** begin Listed entries **

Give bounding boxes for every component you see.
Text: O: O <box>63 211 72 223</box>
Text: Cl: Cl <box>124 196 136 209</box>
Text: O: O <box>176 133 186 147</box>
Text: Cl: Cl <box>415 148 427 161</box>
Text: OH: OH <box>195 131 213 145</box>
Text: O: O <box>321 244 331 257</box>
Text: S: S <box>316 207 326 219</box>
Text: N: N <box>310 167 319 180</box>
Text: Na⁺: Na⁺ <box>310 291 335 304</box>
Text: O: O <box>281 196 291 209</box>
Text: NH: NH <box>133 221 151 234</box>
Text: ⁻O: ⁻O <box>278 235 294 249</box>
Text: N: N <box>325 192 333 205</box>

** end Listed entries **

Written instruction - Copy out every line of the records above word for word.

Expected answer -
Give bounding boxes for every component you see.
Text: O: O <box>63 211 72 223</box>
Text: Cl: Cl <box>124 196 136 209</box>
Text: O: O <box>176 133 186 147</box>
Text: Cl: Cl <box>415 148 427 161</box>
Text: OH: OH <box>195 131 213 145</box>
Text: O: O <box>321 244 331 257</box>
Text: S: S <box>316 207 326 219</box>
Text: N: N <box>310 167 319 180</box>
Text: Na⁺: Na⁺ <box>310 291 335 304</box>
Text: O: O <box>281 196 291 209</box>
Text: NH: NH <box>133 221 151 234</box>
Text: ⁻O: ⁻O <box>278 235 294 249</box>
Text: N: N <box>325 192 333 205</box>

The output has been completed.